• _Excerpted data_
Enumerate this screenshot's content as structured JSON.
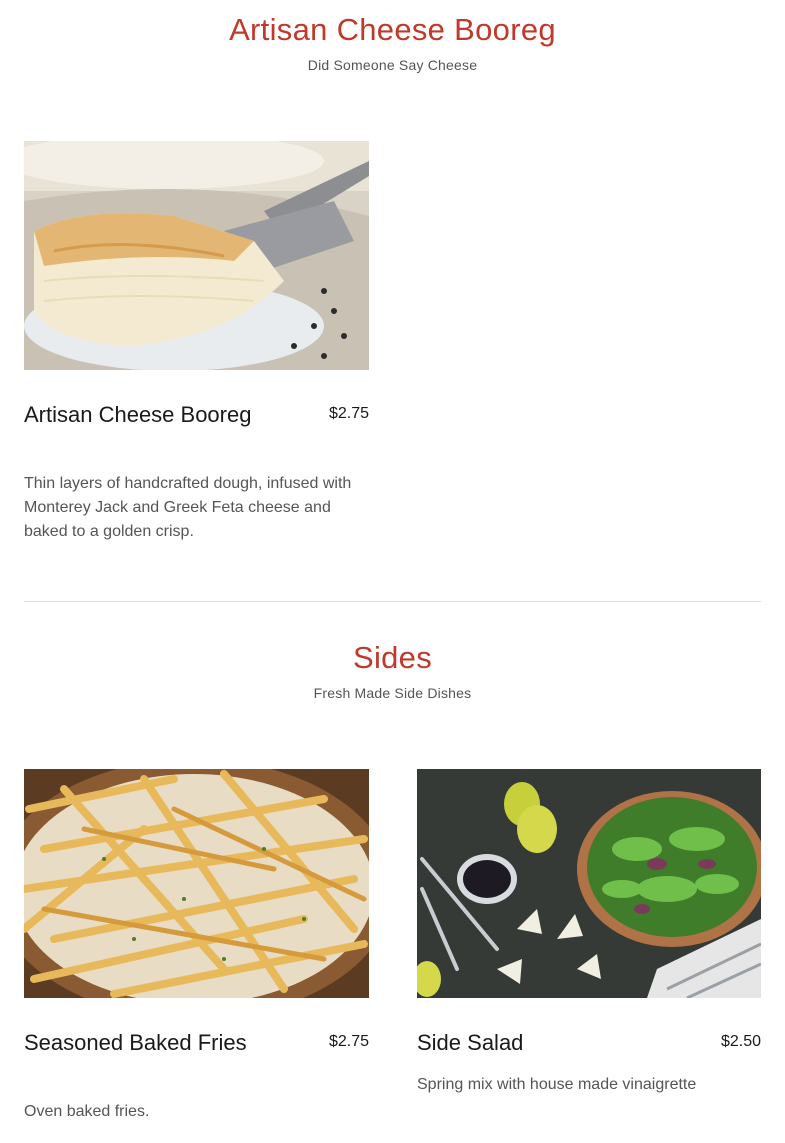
{
  "sections": [
    {
      "title": "Artisan Cheese Booreg",
      "subtitle": "Did Someone Say Cheese",
      "items": [
        {
          "name": "Artisan Cheese Booreg",
          "price": "$2.75",
          "description": "Thin layers of handcrafted dough, infused with Monterey Jack and Greek Feta cheese and baked to a golden crisp.",
          "image": "cheese-booreg-photo"
        }
      ]
    },
    {
      "title": "Sides",
      "subtitle": "Fresh Made Side Dishes",
      "items": [
        {
          "name": "Seasoned Baked Fries",
          "price": "$2.75",
          "description": "Oven baked fries.",
          "image": "baked-fries-photo"
        },
        {
          "name": "Side Salad",
          "price": "$2.50",
          "description": "Spring mix with house made vinaigrette",
          "image": "side-salad-photo"
        }
      ]
    }
  ],
  "colors": {
    "accent": "#c0392b",
    "text": "#1a1a1a",
    "muted": "#555555",
    "divider": "#dcdcdc"
  }
}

• _Job_
Restate the full listing verbatim and drop every picture.

• _Solution to this problem_
Enumerate this screenshot's content as structured JSON.
{
  "sections": [
    {
      "title": "Artisan Cheese Booreg",
      "subtitle": "Did Someone Say Cheese",
      "items": [
        {
          "name": "Artisan Cheese Booreg",
          "price": "$2.75",
          "description": "Thin layers of handcrafted dough, infused with Monterey Jack and Greek Feta cheese and baked to a golden crisp.",
          "image": "cheese-booreg-photo"
        }
      ]
    },
    {
      "title": "Sides",
      "subtitle": "Fresh Made Side Dishes",
      "items": [
        {
          "name": "Seasoned Baked Fries",
          "price": "$2.75",
          "description": "Oven baked fries.",
          "image": "baked-fries-photo"
        },
        {
          "name": "Side Salad",
          "price": "$2.50",
          "description": "Spring mix with house made vinaigrette",
          "image": "side-salad-photo"
        }
      ]
    }
  ],
  "colors": {
    "accent": "#c0392b",
    "text": "#1a1a1a",
    "muted": "#555555",
    "divider": "#dcdcdc"
  }
}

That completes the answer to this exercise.